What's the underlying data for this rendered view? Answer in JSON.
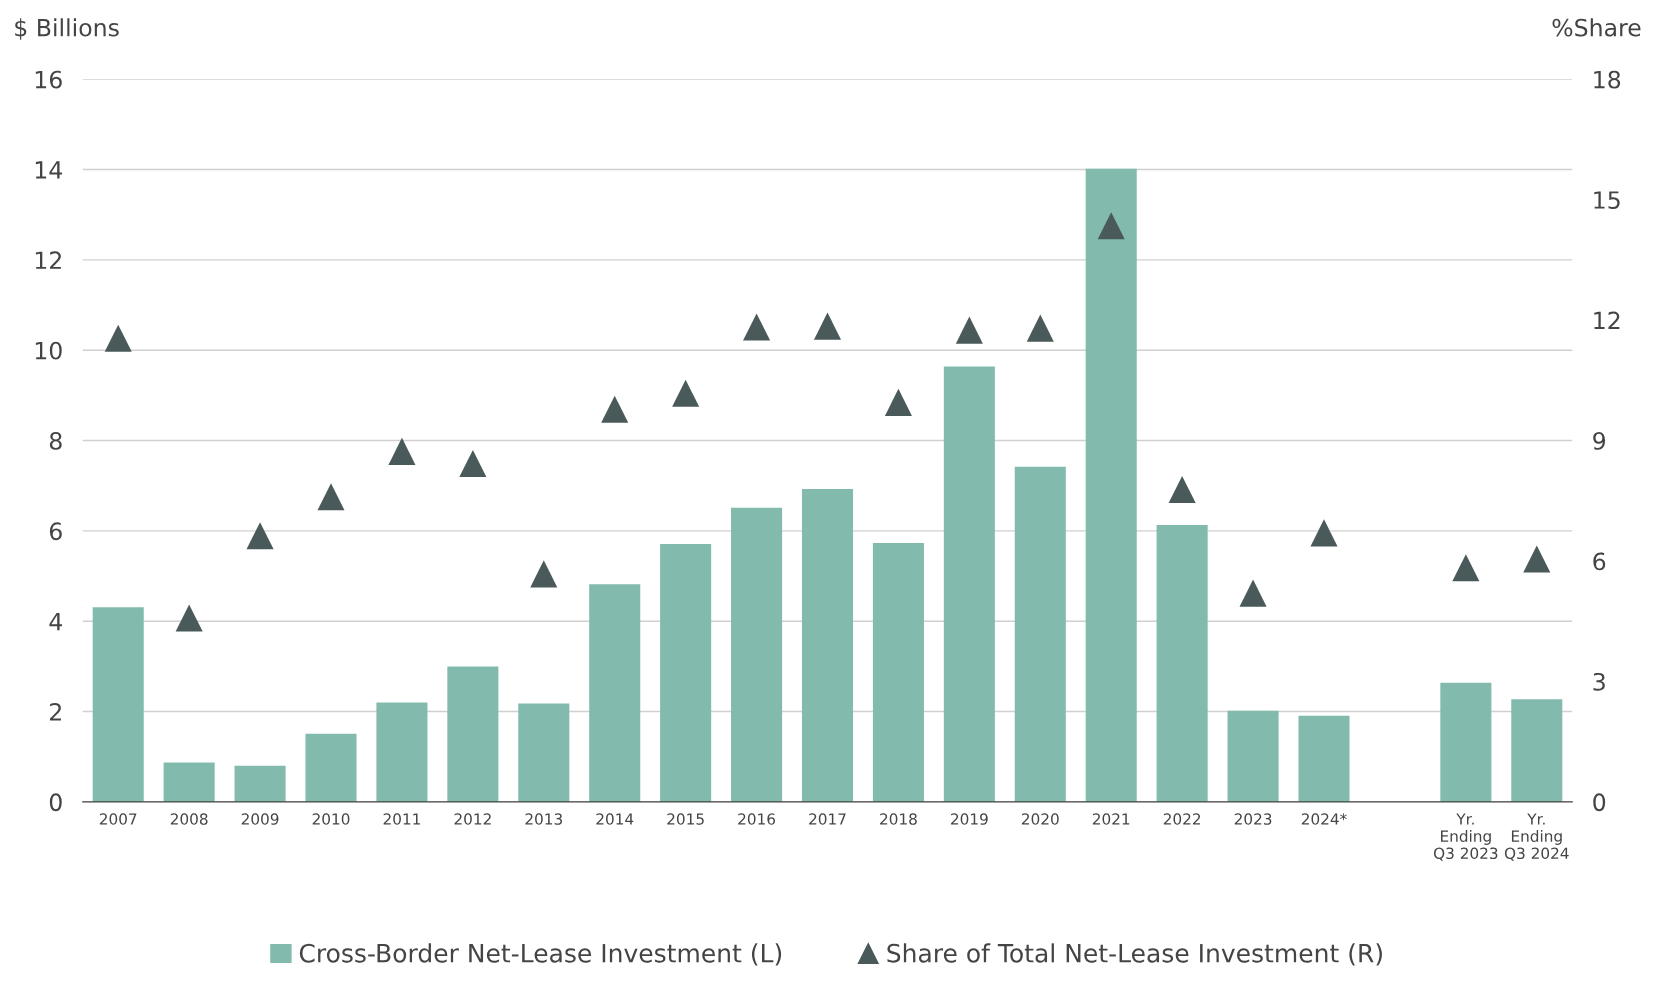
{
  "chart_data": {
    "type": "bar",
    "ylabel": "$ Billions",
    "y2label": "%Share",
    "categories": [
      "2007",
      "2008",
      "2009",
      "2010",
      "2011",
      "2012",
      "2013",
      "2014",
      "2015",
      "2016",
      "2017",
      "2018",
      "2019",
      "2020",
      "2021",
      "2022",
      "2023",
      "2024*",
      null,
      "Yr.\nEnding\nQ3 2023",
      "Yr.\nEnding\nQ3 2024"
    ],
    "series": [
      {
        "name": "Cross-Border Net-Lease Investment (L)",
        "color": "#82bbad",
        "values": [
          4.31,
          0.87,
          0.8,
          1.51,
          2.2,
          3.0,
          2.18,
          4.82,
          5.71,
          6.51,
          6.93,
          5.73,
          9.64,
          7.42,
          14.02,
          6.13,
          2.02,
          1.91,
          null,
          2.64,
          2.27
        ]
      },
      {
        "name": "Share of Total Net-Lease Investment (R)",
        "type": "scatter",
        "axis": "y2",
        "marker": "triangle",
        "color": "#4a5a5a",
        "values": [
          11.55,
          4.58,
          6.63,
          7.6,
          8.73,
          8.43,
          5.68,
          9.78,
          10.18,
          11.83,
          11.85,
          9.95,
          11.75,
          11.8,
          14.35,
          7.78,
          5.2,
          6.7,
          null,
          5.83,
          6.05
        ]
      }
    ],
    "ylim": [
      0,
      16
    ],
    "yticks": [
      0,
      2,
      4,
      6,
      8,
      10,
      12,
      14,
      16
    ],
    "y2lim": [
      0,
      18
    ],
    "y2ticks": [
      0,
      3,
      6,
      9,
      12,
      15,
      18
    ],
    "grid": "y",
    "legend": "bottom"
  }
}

──────────────────────────────

Reproduce every line above as written, skipping pictures.

What's the underlying data for this rendered view? Answer in JSON.
{
  "chart_data": {
    "type": "bar",
    "ylabel": "$ Billions",
    "y2label": "%Share",
    "categories": [
      "2007",
      "2008",
      "2009",
      "2010",
      "2011",
      "2012",
      "2013",
      "2014",
      "2015",
      "2016",
      "2017",
      "2018",
      "2019",
      "2020",
      "2021",
      "2022",
      "2023",
      "2024*",
      null,
      "Yr.\nEnding\nQ3 2023",
      "Yr.\nEnding\nQ3 2024"
    ],
    "series": [
      {
        "name": "Cross-Border Net-Lease Investment (L)",
        "color": "#82bbad",
        "values": [
          4.31,
          0.87,
          0.8,
          1.51,
          2.2,
          3.0,
          2.18,
          4.82,
          5.71,
          6.51,
          6.93,
          5.73,
          9.64,
          7.42,
          14.02,
          6.13,
          2.02,
          1.91,
          null,
          2.64,
          2.27
        ]
      },
      {
        "name": "Share of Total Net-Lease Investment (R)",
        "type": "scatter",
        "axis": "y2",
        "marker": "triangle",
        "color": "#4a5a5a",
        "values": [
          11.55,
          4.58,
          6.63,
          7.6,
          8.73,
          8.43,
          5.68,
          9.78,
          10.18,
          11.83,
          11.85,
          9.95,
          11.75,
          11.8,
          14.35,
          7.78,
          5.2,
          6.7,
          null,
          5.83,
          6.05
        ]
      }
    ],
    "ylim": [
      0,
      16
    ],
    "yticks": [
      0,
      2,
      4,
      6,
      8,
      10,
      12,
      14,
      16
    ],
    "y2lim": [
      0,
      18
    ],
    "y2ticks": [
      0,
      3,
      6,
      9,
      12,
      15,
      18
    ],
    "grid": "y",
    "legend": "bottom"
  }
}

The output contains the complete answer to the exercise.